### Provided text:
*** Begin section ***

An oxygen mask is placed, giving the patient 5 ltrs of Oxygen. Exanguinator is
rolled up as far as possible to meet the torniquet, and once in place the
torniquet is switched on to 300mmhg, and the time is recorded on the board.
A Diathermy plate is placed on the patients abdomen, as she has previous
metalwork in her right leg.
A warming blanket (Huggy Baer) is placed over her torso and taped in place.
Overhead operation lights are switched on and the left leg is held up by a
member of the non-scrubbed team, while a surgeon and scrub nurse paint with
Betadine. They apply three layers and dry with a large swab.
Drapes are placed to make a sterile field, including an Ioban drape.
Sterile light handle covers are placed.
Diathermy is switched on to 40/40 for cutting and coagulation to include
monopolar and handheld.
Suction tubing is attached and switched on.
The surgeons ask the anaesthetist if they can commence and he confirms they
can.
The operation.

*** End section ***

### Activities:
1. Answer these questions using the surgical preparation passage:
(a) To what pressure is the torniquet switched on?
(b) Why is the Diathermy plate placed on the patient's abdomen?
(c) How many layers of Betadine do the surgeon and scrub nurse apply?
2. Write out the stretch of the surgical preparation passage from "A Diathermy plate" through "The operation.", keeping every word and mark unchanged.
3. Extend the surgical preparation passage onward from its last sentence.

### Extracted entries:

*** Begin section ***

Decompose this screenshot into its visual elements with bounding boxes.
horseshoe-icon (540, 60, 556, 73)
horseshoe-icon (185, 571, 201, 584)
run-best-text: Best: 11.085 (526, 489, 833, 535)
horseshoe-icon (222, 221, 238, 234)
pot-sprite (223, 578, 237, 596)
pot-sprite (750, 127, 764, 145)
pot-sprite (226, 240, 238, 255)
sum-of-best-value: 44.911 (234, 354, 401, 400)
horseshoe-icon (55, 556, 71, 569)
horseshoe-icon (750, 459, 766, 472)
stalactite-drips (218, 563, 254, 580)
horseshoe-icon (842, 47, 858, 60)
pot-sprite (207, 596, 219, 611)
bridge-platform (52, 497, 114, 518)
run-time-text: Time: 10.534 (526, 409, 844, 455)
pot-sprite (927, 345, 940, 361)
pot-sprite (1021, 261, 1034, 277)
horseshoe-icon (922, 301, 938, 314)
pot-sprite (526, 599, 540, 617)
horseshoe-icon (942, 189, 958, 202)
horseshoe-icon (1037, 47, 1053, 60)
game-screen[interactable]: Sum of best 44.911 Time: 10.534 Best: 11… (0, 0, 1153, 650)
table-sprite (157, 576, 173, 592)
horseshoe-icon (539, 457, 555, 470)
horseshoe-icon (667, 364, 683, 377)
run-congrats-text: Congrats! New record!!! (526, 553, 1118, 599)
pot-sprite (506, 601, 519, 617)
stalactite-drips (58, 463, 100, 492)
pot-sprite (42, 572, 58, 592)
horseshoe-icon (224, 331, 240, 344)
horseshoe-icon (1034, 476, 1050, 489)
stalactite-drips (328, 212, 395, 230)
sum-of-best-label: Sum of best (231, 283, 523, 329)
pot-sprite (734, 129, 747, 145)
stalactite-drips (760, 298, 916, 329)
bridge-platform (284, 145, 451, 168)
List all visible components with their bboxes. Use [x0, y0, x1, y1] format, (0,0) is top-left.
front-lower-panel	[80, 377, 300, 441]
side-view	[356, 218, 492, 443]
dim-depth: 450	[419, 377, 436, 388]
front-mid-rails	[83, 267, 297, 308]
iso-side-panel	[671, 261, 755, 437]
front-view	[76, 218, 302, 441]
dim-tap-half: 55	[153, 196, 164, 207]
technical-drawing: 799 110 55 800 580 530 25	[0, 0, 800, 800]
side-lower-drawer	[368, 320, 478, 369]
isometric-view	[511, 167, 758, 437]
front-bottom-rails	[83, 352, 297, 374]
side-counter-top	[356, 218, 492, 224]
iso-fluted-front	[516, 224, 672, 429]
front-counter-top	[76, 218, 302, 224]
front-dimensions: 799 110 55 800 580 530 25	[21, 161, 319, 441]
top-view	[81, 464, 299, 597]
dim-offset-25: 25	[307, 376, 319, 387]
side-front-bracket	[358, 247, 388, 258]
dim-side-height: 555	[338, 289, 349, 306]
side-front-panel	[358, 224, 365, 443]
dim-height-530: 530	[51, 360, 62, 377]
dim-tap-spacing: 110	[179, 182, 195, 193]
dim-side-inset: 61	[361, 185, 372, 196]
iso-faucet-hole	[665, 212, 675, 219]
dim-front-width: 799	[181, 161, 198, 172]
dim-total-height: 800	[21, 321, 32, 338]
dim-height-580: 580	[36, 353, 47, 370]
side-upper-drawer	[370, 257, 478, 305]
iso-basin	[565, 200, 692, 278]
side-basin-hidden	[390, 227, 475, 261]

*** End section ***

### Answers given:
1.
(a) 300mmhg
(b) Because she has previous metalwork in her right leg.
(c) Three

2.
A Diathermy plate is placed on the patients abdomen, as she has previous
metalwork in her right leg.
A warming blanket (Huggy Baer) is placed over her torso and taped in place.
Overhead operation lights are switched on and the left leg is held up by a
member of the non-scrubbed team, while a surgeon and scrub nurse paint with
Betadine. They apply three layers and dry with a large swab.
Drapes are placed to make a sterile field, including an Ioban drape.
Sterile light handle covers are placed.
Diathermy is switched on to 40/40 for cutting and coagulation to include
monopolar and handheld.
Suction tubing is attached and switched on.
The surgeons ask the anaesthetist if they can commence and he confirms they
can.
The operation.

3.
The first incision is made with a 20 blade, then onto a 10 blade to cut through
tissue, to arrive at the knee joint. The operation site is then retracted.
Jigs are used to place the saw in correct position to cut the knuckle off the
Femur, and again on the Tibia. Different Jigs are used so that the bones can
be shaped and cut back, so eventually the prosthesis joint can be fixed to look
like the original knee joint.
During this time, 500ml of Gelofusine is attached to the I.V. line, when the
Hartmans has been infused.
When the Tibia and Femur have been shaped to accomodate the prothesis, a
trial femur is placed and a wedge is put in between to ensure there is a big
enough space between them and they are flat. When the surgeon is happy, the
real prothesis is opened up and Polacos cement is mixed. When mixing
commences, the clock is started, to keep a check on the time, as it hardens in
approximately 8-12 minutes.
The time is announced every minute, to keep the surgeons aware of how long
they have left before it sets.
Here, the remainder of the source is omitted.